[begin GIVEN DATA]

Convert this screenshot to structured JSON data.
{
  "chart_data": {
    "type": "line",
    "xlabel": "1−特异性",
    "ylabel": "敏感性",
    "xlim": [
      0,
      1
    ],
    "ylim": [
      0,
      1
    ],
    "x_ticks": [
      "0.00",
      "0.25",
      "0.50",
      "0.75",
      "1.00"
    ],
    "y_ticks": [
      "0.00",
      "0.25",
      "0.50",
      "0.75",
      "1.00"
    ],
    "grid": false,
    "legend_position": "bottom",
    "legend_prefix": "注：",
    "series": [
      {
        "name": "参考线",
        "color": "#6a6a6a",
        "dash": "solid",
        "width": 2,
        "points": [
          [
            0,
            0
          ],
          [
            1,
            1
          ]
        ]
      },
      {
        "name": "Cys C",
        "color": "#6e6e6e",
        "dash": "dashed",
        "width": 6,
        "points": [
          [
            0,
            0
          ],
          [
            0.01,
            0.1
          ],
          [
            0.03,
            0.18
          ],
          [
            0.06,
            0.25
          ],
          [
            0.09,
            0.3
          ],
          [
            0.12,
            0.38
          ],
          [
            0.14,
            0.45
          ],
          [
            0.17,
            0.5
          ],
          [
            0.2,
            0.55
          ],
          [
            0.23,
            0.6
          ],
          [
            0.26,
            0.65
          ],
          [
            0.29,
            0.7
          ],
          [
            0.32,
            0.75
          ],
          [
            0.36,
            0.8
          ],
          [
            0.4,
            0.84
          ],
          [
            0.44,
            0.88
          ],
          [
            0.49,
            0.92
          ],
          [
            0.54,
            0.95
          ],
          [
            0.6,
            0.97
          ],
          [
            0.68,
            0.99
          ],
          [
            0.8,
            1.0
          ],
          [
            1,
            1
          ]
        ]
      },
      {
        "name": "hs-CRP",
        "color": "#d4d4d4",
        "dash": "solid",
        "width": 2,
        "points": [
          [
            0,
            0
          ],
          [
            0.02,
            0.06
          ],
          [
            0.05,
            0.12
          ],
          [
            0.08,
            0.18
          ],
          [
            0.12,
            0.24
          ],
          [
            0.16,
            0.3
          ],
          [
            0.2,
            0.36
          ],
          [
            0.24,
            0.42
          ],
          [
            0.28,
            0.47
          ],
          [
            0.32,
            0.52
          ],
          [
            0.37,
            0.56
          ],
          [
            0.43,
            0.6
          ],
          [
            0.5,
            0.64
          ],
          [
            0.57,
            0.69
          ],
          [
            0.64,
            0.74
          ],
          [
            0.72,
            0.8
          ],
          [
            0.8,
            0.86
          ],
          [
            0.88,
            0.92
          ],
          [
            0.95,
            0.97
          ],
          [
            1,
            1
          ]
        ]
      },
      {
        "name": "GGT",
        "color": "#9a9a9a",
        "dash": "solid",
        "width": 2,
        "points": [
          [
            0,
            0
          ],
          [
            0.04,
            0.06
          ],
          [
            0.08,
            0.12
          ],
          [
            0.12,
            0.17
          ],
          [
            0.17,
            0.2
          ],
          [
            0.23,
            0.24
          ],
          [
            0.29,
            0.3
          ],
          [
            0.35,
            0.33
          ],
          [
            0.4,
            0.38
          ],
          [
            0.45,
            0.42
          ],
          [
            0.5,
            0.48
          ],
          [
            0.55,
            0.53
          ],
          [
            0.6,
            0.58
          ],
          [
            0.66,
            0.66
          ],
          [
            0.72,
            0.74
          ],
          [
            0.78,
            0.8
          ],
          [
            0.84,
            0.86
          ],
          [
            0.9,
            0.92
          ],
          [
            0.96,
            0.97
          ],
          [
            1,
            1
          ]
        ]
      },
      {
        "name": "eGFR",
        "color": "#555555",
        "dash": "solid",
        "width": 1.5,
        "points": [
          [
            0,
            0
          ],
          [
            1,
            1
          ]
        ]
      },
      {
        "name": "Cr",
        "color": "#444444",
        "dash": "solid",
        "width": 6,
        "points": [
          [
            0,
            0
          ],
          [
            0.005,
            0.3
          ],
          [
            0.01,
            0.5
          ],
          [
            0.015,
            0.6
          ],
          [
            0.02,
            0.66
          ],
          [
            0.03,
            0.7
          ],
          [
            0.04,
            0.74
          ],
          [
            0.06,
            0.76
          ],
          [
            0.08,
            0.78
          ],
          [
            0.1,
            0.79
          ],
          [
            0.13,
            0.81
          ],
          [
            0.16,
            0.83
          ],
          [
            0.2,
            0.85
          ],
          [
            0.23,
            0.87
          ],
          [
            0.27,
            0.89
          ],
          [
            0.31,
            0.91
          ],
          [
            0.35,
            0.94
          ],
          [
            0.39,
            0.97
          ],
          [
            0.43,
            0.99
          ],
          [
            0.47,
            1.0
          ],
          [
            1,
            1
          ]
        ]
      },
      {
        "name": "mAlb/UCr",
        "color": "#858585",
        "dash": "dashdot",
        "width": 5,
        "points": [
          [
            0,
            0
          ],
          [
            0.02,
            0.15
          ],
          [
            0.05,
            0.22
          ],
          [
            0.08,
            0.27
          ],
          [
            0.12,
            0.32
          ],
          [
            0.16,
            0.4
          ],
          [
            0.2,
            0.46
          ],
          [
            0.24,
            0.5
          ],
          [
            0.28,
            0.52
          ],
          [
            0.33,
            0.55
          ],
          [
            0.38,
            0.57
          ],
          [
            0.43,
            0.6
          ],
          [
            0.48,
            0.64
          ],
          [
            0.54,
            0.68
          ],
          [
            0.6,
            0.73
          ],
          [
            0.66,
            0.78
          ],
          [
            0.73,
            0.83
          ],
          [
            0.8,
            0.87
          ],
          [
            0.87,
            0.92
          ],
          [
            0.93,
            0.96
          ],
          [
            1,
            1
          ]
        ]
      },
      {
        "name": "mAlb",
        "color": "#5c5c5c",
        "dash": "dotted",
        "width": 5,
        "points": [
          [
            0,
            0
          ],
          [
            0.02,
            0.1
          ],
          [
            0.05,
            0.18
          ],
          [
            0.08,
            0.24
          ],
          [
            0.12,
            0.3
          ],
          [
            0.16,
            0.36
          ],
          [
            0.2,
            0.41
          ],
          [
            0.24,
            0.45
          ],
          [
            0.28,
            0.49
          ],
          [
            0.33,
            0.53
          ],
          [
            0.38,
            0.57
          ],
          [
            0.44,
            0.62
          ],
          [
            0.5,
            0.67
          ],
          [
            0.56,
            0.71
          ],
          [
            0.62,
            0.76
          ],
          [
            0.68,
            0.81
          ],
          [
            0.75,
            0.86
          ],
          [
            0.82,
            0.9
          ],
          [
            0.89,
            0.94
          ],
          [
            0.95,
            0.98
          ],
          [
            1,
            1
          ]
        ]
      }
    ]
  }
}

[end GIVEN DATA]

**GIVEN INSTRUCTION**
Repeat the listing in full, keeping every line exactly as it is.

**EXERCISE ANSWER**
Convert this screenshot to structured JSON data.
{
  "chart_data": {
    "type": "line",
    "xlabel": "1−特异性",
    "ylabel": "敏感性",
    "xlim": [
      0,
      1
    ],
    "ylim": [
      0,
      1
    ],
    "x_ticks": [
      "0.00",
      "0.25",
      "0.50",
      "0.75",
      "1.00"
    ],
    "y_ticks": [
      "0.00",
      "0.25",
      "0.50",
      "0.75",
      "1.00"
    ],
    "grid": false,
    "legend_position": "bottom",
    "legend_prefix": "注：",
    "series": [
      {
        "name": "参考线",
        "color": "#6a6a6a",
        "dash": "solid",
        "width": 2,
        "points": [
          [
            0,
            0
          ],
          [
            1,
            1
          ]
        ]
      },
      {
        "name": "Cys C",
        "color": "#6e6e6e",
        "dash": "dashed",
        "width": 6,
        "points": [
          [
            0,
            0
          ],
          [
            0.01,
            0.1
          ],
          [
            0.03,
            0.18
          ],
          [
            0.06,
            0.25
          ],
          [
            0.09,
            0.3
          ],
          [
            0.12,
            0.38
          ],
          [
            0.14,
            0.45
          ],
          [
            0.17,
            0.5
          ],
          [
            0.2,
            0.55
          ],
          [
            0.23,
            0.6
          ],
          [
            0.26,
            0.65
          ],
          [
            0.29,
            0.7
          ],
          [
            0.32,
            0.75
          ],
          [
            0.36,
            0.8
          ],
          [
            0.4,
            0.84
          ],
          [
            0.44,
            0.88
          ],
          [
            0.49,
            0.92
          ],
          [
            0.54,
            0.95
          ],
          [
            0.6,
            0.97
          ],
          [
            0.68,
            0.99
          ],
          [
            0.8,
            1.0
          ],
          [
            1,
            1
          ]
        ]
      },
      {
        "name": "hs-CRP",
        "color": "#d4d4d4",
        "dash": "solid",
        "width": 2,
        "points": [
          [
            0,
            0
          ],
          [
            0.02,
            0.06
          ],
          [
            0.05,
            0.12
          ],
          [
            0.08,
            0.18
          ],
          [
            0.12,
            0.24
          ],
          [
            0.16,
            0.3
          ],
          [
            0.2,
            0.36
          ],
          [
            0.24,
            0.42
          ],
          [
            0.28,
            0.47
          ],
          [
            0.32,
            0.52
          ],
          [
            0.37,
            0.56
          ],
          [
            0.43,
            0.6
          ],
          [
            0.5,
            0.64
          ],
          [
            0.57,
            0.69
          ],
          [
            0.64,
            0.74
          ],
          [
            0.72,
            0.8
          ],
          [
            0.8,
            0.86
          ],
          [
            0.88,
            0.92
          ],
          [
            0.95,
            0.97
          ],
          [
            1,
            1
          ]
        ]
      },
      {
        "name": "GGT",
        "color": "#9a9a9a",
        "dash": "solid",
        "width": 2,
        "points": [
          [
            0,
            0
          ],
          [
            0.04,
            0.06
          ],
          [
            0.08,
            0.12
          ],
          [
            0.12,
            0.17
          ],
          [
            0.17,
            0.2
          ],
          [
            0.23,
            0.24
          ],
          [
            0.29,
            0.3
          ],
          [
            0.35,
            0.33
          ],
          [
            0.4,
            0.38
          ],
          [
            0.45,
            0.42
          ],
          [
            0.5,
            0.48
          ],
          [
            0.55,
            0.53
          ],
          [
            0.6,
            0.58
          ],
          [
            0.66,
            0.66
          ],
          [
            0.72,
            0.74
          ],
          [
            0.78,
            0.8
          ],
          [
            0.84,
            0.86
          ],
          [
            0.9,
            0.92
          ],
          [
            0.96,
            0.97
          ],
          [
            1,
            1
          ]
        ]
      },
      {
        "name": "eGFR",
        "color": "#555555",
        "dash": "solid",
        "width": 1.5,
        "points": [
          [
            0,
            0
          ],
          [
            1,
            1
          ]
        ]
      },
      {
        "name": "Cr",
        "color": "#444444",
        "dash": "solid",
        "width": 6,
        "points": [
          [
            0,
            0
          ],
          [
            0.005,
            0.3
          ],
          [
            0.01,
            0.5
          ],
          [
            0.015,
            0.6
          ],
          [
            0.02,
            0.66
          ],
          [
            0.03,
            0.7
          ],
          [
            0.04,
            0.74
          ],
          [
            0.06,
            0.76
          ],
          [
            0.08,
            0.78
          ],
          [
            0.1,
            0.79
          ],
          [
            0.13,
            0.81
          ],
          [
            0.16,
            0.83
          ],
          [
            0.2,
            0.85
          ],
          [
            0.23,
            0.87
          ],
          [
            0.27,
            0.89
          ],
          [
            0.31,
            0.91
          ],
          [
            0.35,
            0.94
          ],
          [
            0.39,
            0.97
          ],
          [
            0.43,
            0.99
          ],
          [
            0.47,
            1.0
          ],
          [
            1,
            1
          ]
        ]
      },
      {
        "name": "mAlb/UCr",
        "color": "#858585",
        "dash": "dashdot",
        "width": 5,
        "points": [
          [
            0,
            0
          ],
          [
            0.02,
            0.15
          ],
          [
            0.05,
            0.22
          ],
          [
            0.08,
            0.27
          ],
          [
            0.12,
            0.32
          ],
          [
            0.16,
            0.4
          ],
          [
            0.2,
            0.46
          ],
          [
            0.24,
            0.5
          ],
          [
            0.28,
            0.52
          ],
          [
            0.33,
            0.55
          ],
          [
            0.38,
            0.57
          ],
          [
            0.43,
            0.6
          ],
          [
            0.48,
            0.64
          ],
          [
            0.54,
            0.68
          ],
          [
            0.6,
            0.73
          ],
          [
            0.66,
            0.78
          ],
          [
            0.73,
            0.83
          ],
          [
            0.8,
            0.87
          ],
          [
            0.87,
            0.92
          ],
          [
            0.93,
            0.96
          ],
          [
            1,
            1
          ]
        ]
      },
      {
        "name": "mAlb",
        "color": "#5c5c5c",
        "dash": "dotted",
        "width": 5,
        "points": [
          [
            0,
            0
          ],
          [
            0.02,
            0.1
          ],
          [
            0.05,
            0.18
          ],
          [
            0.08,
            0.24
          ],
          [
            0.12,
            0.3
          ],
          [
            0.16,
            0.36
          ],
          [
            0.2,
            0.41
          ],
          [
            0.24,
            0.45
          ],
          [
            0.28,
            0.49
          ],
          [
            0.33,
            0.53
          ],
          [
            0.38,
            0.57
          ],
          [
            0.44,
            0.62
          ],
          [
            0.5,
            0.67
          ],
          [
            0.56,
            0.71
          ],
          [
            0.62,
            0.76
          ],
          [
            0.68,
            0.81
          ],
          [
            0.75,
            0.86
          ],
          [
            0.82,
            0.9
          ],
          [
            0.89,
            0.94
          ],
          [
            0.95,
            0.98
          ],
          [
            1,
            1
          ]
        ]
      }
    ]
  }
}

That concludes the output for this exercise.